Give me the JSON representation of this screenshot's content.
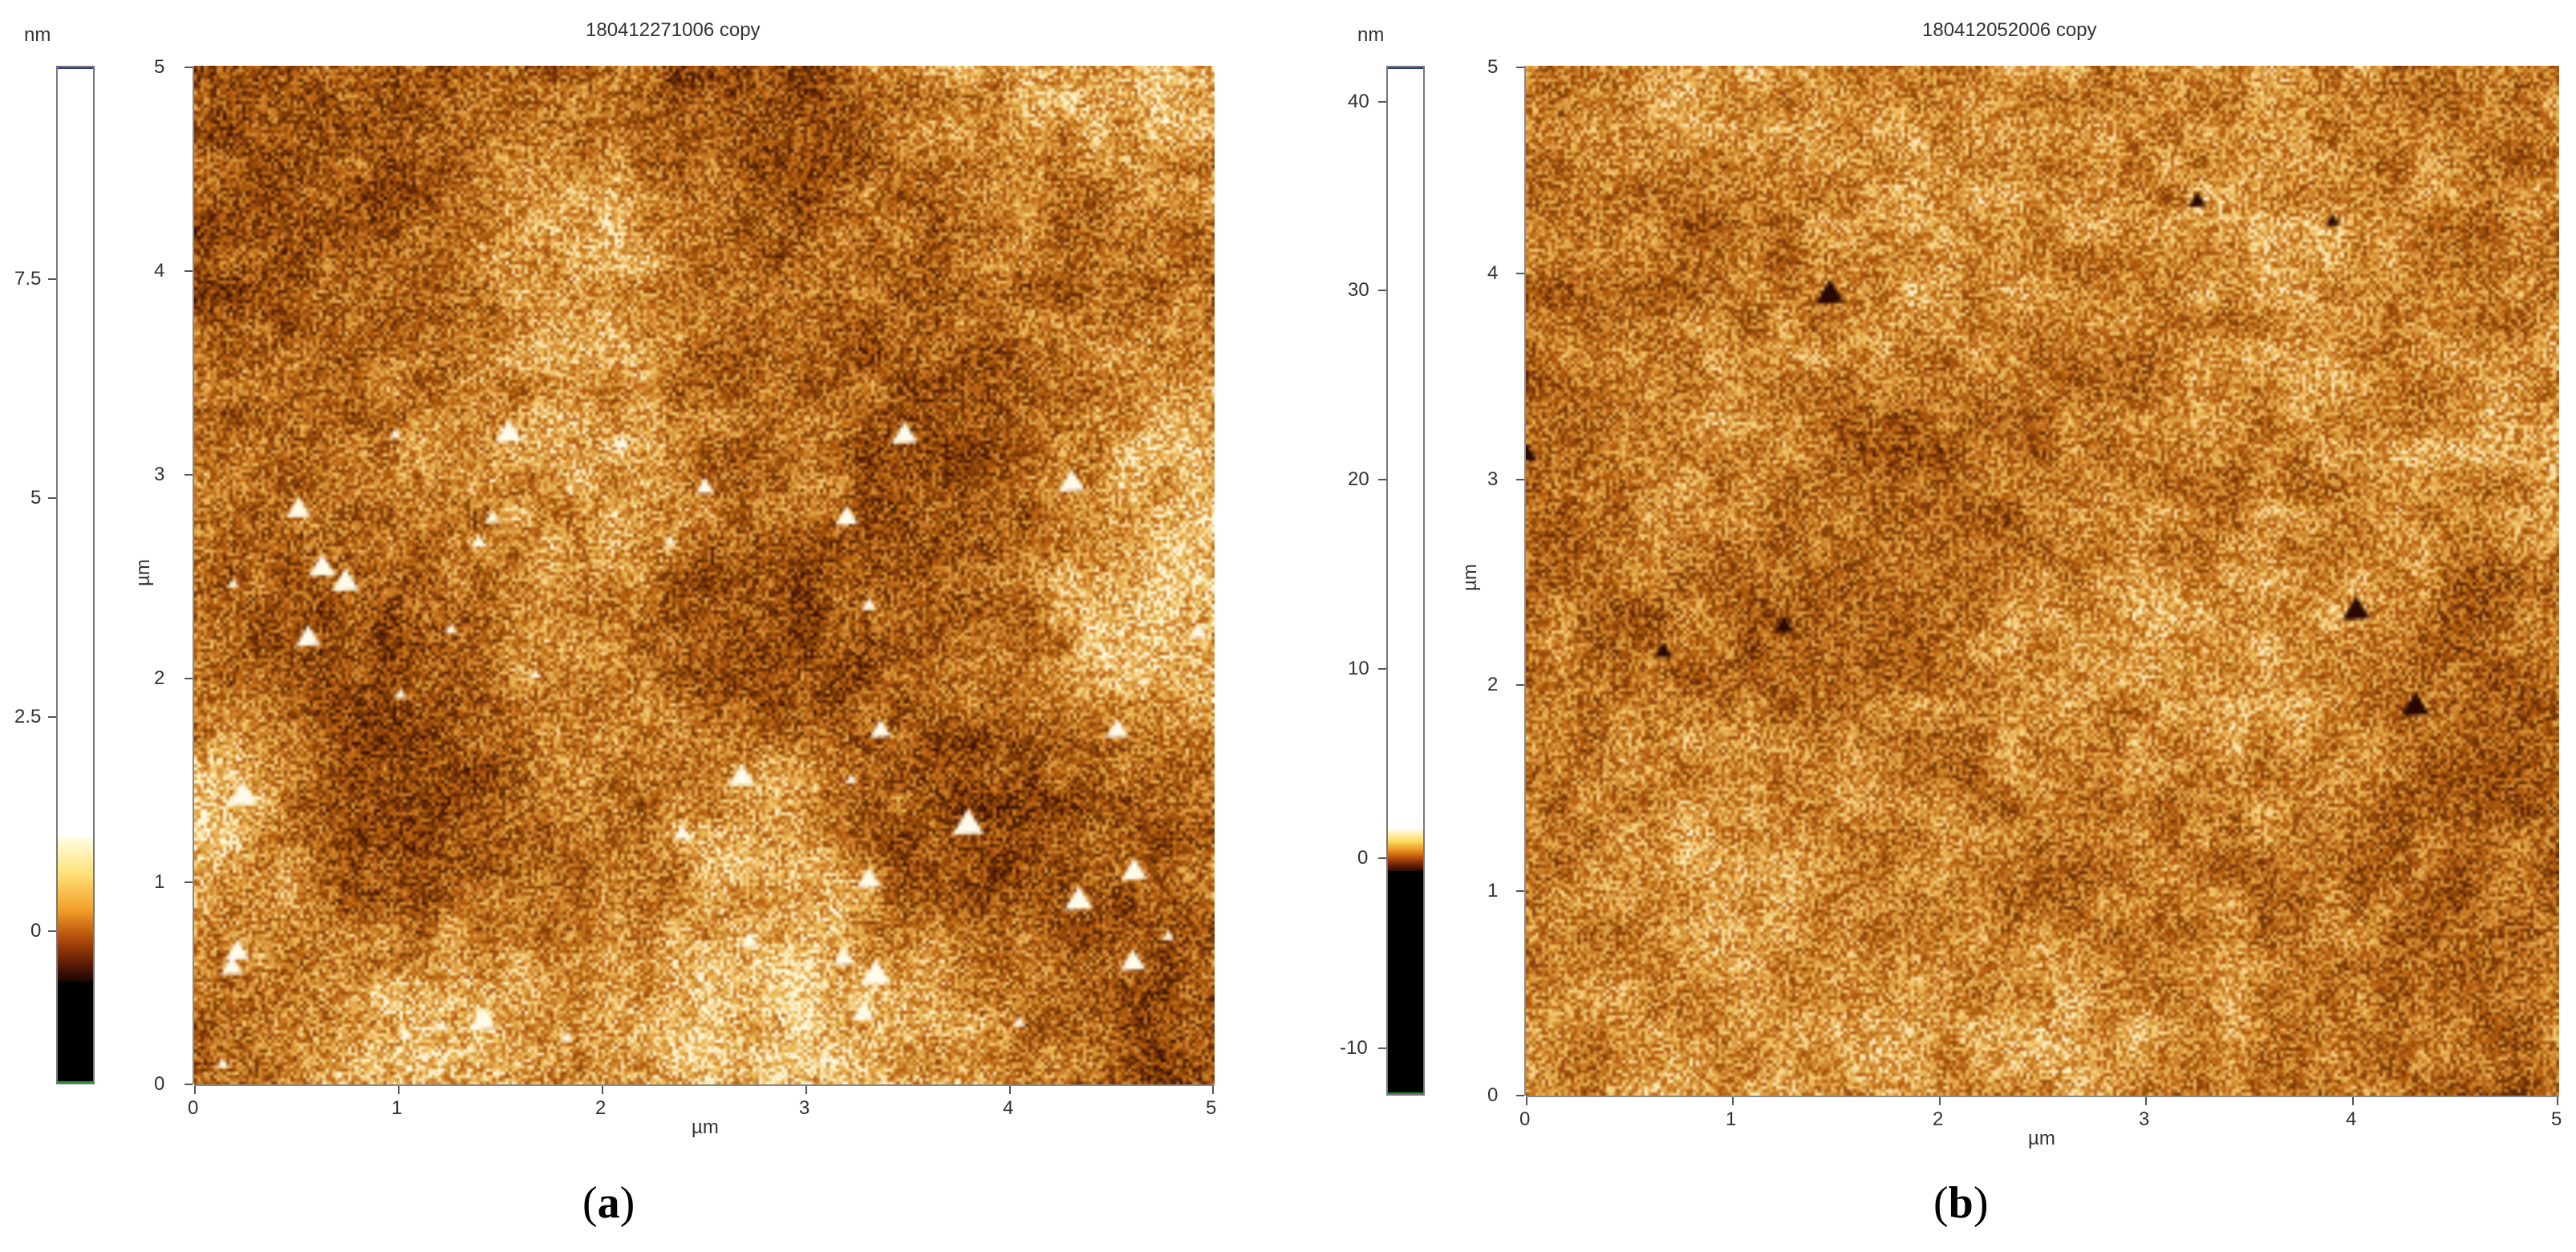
{
  "panels": [
    {
      "id": "a",
      "title": "180412271006 copy",
      "letter": "a",
      "colorbar": {
        "unit": "nm",
        "ticks": [
          "7.5",
          "5",
          "2.5",
          "0"
        ],
        "range": [
          -1.7,
          9.8
        ],
        "bright_above": 1.1,
        "dark_below": -1.0
      },
      "y_ticks": [
        "5",
        "4",
        "3",
        "2",
        "1",
        "0"
      ],
      "x_ticks": [
        "0",
        "1",
        "2",
        "3",
        "4",
        "5"
      ],
      "xlabel": "µm",
      "ylabel": "µm"
    },
    {
      "id": "b",
      "title": "180412052006 copy",
      "letter": "b",
      "colorbar": {
        "unit": "nm",
        "ticks": [
          "40",
          "30",
          "20",
          "10",
          "0",
          "-10"
        ],
        "range": [
          -12.5,
          42.0
        ],
        "bright_above": 1.5,
        "dark_below": -1.8
      },
      "y_ticks": [
        "5",
        "4",
        "3",
        "2",
        "1",
        "0"
      ],
      "x_ticks": [
        "0",
        "1",
        "2",
        "3",
        "4",
        "5"
      ],
      "xlabel": "µm",
      "ylabel": "µm"
    }
  ],
  "colors": {
    "dark": "#3a1000",
    "mid": "#b8600f",
    "light": "#f0c060",
    "white": "#fff8d8"
  }
}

Short task: Leave the images out, please, and restate each line word for word.

Answer to the exercise:
Give me the JSON representation of this screenshot's content.
{
  "panels": [
    {
      "id": "a",
      "title": "180412271006 copy",
      "letter": "a",
      "colorbar": {
        "unit": "nm",
        "ticks": [
          "7.5",
          "5",
          "2.5",
          "0"
        ],
        "range": [
          -1.7,
          9.8
        ],
        "bright_above": 1.1,
        "dark_below": -1.0
      },
      "y_ticks": [
        "5",
        "4",
        "3",
        "2",
        "1",
        "0"
      ],
      "x_ticks": [
        "0",
        "1",
        "2",
        "3",
        "4",
        "5"
      ],
      "xlabel": "µm",
      "ylabel": "µm"
    },
    {
      "id": "b",
      "title": "180412052006 copy",
      "letter": "b",
      "colorbar": {
        "unit": "nm",
        "ticks": [
          "40",
          "30",
          "20",
          "10",
          "0",
          "-10"
        ],
        "range": [
          -12.5,
          42.0
        ],
        "bright_above": 1.5,
        "dark_below": -1.8
      },
      "y_ticks": [
        "5",
        "4",
        "3",
        "2",
        "1",
        "0"
      ],
      "x_ticks": [
        "0",
        "1",
        "2",
        "3",
        "4",
        "5"
      ],
      "xlabel": "µm",
      "ylabel": "µm"
    }
  ],
  "colors": {
    "dark": "#3a1000",
    "mid": "#b8600f",
    "light": "#f0c060",
    "white": "#fff8d8"
  }
}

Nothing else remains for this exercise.